(What is expected)
Copy whichever lines contain the string "task".

(The data)
----------

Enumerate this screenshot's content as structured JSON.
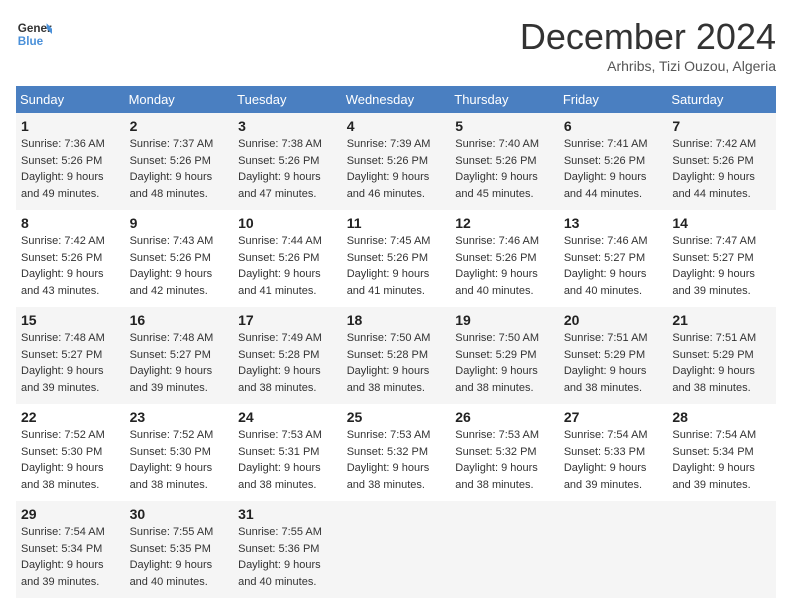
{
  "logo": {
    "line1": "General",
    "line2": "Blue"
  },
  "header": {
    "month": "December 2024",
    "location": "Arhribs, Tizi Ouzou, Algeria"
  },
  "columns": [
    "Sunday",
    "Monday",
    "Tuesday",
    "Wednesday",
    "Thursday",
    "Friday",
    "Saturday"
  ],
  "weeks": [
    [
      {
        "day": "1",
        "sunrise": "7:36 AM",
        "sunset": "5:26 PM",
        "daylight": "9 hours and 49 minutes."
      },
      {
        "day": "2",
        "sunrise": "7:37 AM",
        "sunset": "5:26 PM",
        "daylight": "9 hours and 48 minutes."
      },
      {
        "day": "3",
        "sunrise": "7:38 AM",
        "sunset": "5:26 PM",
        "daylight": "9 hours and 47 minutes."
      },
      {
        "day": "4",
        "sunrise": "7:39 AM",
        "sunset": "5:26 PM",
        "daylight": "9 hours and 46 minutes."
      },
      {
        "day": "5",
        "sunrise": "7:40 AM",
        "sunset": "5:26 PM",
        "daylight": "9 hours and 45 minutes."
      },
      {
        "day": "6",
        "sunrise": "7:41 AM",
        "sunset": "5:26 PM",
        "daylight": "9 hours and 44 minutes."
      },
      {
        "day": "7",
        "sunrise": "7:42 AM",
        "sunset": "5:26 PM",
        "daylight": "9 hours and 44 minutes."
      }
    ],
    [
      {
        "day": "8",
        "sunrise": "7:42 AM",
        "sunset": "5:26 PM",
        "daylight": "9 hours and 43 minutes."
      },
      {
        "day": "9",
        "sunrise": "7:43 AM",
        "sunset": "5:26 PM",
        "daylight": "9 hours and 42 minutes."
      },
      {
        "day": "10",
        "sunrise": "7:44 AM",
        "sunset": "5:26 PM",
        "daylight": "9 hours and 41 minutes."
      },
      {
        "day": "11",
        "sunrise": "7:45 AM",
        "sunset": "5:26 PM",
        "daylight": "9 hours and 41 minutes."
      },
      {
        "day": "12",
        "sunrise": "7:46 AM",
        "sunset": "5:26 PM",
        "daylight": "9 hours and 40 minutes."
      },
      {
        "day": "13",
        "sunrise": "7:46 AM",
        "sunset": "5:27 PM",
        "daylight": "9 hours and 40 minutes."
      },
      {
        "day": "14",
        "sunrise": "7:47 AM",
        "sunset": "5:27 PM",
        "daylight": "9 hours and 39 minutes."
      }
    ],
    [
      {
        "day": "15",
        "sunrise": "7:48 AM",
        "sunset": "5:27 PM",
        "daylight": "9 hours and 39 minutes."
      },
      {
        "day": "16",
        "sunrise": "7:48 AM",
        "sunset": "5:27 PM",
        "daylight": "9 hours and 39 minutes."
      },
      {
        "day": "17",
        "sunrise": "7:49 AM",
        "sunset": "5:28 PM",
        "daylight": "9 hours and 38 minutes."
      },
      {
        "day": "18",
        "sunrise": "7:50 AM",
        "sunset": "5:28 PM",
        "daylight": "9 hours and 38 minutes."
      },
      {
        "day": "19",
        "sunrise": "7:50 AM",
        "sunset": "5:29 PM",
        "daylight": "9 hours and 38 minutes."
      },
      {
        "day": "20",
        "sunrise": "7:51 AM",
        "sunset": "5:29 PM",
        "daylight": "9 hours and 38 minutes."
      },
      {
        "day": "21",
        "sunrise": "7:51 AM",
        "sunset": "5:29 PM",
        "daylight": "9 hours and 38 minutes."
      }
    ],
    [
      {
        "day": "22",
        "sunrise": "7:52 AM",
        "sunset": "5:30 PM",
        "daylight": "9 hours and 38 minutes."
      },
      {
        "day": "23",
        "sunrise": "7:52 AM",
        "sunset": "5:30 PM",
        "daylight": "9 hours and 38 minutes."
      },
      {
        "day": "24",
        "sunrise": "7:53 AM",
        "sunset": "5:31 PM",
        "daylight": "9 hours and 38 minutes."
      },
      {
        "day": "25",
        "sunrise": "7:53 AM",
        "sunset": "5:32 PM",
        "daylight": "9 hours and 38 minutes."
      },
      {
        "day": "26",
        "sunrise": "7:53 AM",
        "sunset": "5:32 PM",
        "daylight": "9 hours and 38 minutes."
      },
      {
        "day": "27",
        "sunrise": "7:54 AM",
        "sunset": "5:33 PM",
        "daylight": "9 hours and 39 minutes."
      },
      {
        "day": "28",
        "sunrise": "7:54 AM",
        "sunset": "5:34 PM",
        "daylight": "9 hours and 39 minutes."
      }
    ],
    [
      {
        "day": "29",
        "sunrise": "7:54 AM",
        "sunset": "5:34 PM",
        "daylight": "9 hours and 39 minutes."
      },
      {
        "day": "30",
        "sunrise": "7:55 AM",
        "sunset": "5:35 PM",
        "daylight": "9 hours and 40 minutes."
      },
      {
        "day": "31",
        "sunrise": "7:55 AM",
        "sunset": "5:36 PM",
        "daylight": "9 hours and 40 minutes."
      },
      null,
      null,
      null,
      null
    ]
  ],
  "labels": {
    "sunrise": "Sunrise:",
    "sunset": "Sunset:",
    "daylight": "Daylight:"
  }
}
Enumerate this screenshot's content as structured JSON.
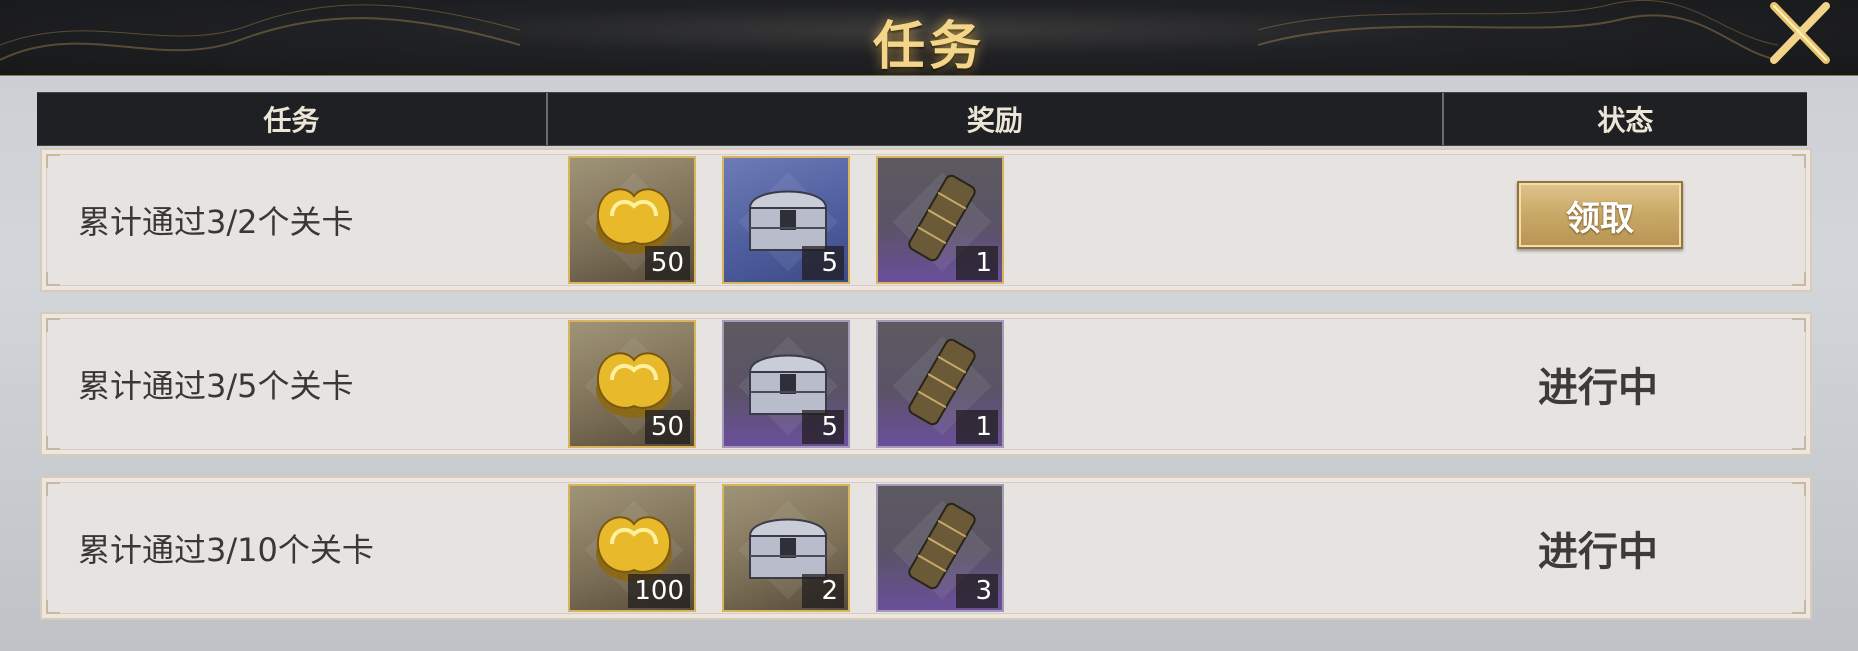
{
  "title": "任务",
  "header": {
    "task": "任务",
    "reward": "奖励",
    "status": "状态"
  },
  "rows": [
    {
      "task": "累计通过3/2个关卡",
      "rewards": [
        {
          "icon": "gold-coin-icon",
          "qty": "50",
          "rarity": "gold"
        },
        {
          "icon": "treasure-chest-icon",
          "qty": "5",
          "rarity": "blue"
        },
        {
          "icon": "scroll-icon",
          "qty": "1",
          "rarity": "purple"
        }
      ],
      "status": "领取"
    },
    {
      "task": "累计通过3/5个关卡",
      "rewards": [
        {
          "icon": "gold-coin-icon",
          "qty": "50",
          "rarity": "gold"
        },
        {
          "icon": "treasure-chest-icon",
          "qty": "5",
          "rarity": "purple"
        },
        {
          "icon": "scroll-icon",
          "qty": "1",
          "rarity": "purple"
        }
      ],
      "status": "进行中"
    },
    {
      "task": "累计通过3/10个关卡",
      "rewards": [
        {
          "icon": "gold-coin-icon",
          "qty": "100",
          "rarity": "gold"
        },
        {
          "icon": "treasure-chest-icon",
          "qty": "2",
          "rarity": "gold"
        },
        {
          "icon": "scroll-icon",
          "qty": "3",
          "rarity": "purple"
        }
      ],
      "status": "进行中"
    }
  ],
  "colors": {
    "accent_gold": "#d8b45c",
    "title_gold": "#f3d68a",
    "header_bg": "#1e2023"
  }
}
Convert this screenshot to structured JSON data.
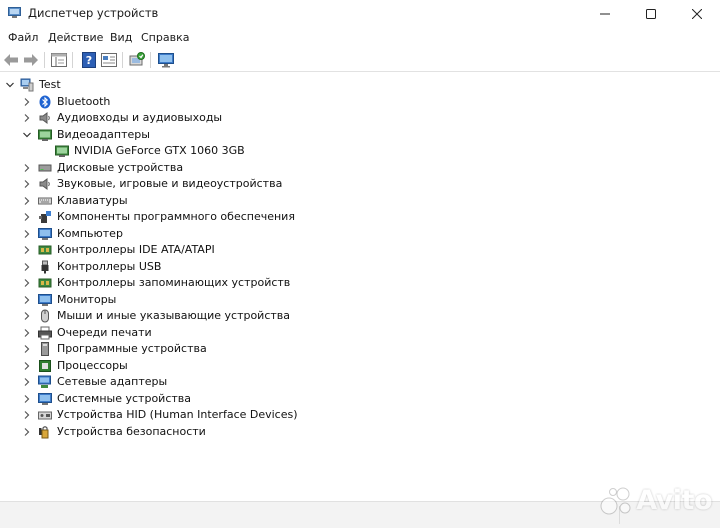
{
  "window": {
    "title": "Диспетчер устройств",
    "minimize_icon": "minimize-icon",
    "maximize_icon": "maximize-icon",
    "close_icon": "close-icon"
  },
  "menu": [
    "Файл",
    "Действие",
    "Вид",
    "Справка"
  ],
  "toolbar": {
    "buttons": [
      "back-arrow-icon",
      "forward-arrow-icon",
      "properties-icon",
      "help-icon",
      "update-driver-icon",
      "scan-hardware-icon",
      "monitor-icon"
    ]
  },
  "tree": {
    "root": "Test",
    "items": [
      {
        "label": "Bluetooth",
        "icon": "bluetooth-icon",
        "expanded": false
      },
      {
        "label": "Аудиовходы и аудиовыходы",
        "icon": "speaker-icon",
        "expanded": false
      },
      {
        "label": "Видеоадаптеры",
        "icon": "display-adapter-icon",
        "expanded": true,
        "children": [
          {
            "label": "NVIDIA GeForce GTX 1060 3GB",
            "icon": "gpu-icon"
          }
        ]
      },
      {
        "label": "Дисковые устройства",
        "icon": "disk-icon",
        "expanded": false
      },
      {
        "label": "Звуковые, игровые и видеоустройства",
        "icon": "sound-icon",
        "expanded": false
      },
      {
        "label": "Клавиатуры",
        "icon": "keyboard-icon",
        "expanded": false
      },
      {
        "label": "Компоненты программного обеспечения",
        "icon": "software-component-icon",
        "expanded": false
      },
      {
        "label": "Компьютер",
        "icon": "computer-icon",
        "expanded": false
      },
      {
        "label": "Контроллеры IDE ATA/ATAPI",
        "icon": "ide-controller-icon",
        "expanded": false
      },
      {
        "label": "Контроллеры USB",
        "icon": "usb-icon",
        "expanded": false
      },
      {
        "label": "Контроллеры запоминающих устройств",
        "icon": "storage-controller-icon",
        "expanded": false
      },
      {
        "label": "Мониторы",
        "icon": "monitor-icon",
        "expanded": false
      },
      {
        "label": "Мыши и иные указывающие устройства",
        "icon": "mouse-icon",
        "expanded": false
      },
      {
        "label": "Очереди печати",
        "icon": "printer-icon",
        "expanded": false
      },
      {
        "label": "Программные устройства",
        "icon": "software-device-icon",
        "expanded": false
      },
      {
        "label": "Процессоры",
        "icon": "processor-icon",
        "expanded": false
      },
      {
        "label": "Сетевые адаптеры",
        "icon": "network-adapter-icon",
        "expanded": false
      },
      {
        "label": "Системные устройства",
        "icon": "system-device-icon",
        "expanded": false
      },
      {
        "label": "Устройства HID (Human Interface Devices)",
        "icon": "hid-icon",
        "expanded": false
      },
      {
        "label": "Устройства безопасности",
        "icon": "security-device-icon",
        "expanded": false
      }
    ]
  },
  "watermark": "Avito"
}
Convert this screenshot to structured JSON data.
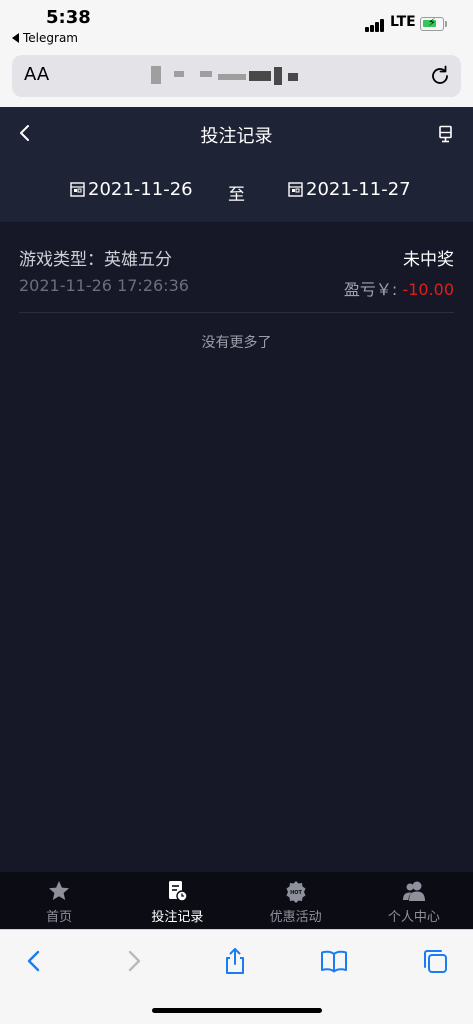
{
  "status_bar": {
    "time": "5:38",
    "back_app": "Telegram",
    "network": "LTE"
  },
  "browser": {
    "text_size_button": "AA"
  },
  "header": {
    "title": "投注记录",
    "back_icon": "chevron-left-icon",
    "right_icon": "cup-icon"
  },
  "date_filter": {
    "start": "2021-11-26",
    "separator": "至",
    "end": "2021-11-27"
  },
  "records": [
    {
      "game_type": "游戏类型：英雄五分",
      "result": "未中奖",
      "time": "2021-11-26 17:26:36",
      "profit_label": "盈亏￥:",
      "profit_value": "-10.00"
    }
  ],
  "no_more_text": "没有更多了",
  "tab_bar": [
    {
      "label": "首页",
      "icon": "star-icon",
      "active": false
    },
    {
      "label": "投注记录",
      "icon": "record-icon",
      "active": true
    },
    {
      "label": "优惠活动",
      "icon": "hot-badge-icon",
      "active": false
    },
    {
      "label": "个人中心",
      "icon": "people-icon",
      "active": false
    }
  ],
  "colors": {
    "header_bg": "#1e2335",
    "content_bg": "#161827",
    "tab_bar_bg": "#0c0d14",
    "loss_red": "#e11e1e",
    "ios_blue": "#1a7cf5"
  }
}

----------

(Solved exercise)
    "task": "任务",
      "task": "累计通过3/2个关卡",
      "task": "累计通过3/5个关卡",
      "task": "累计通过3/10个关卡",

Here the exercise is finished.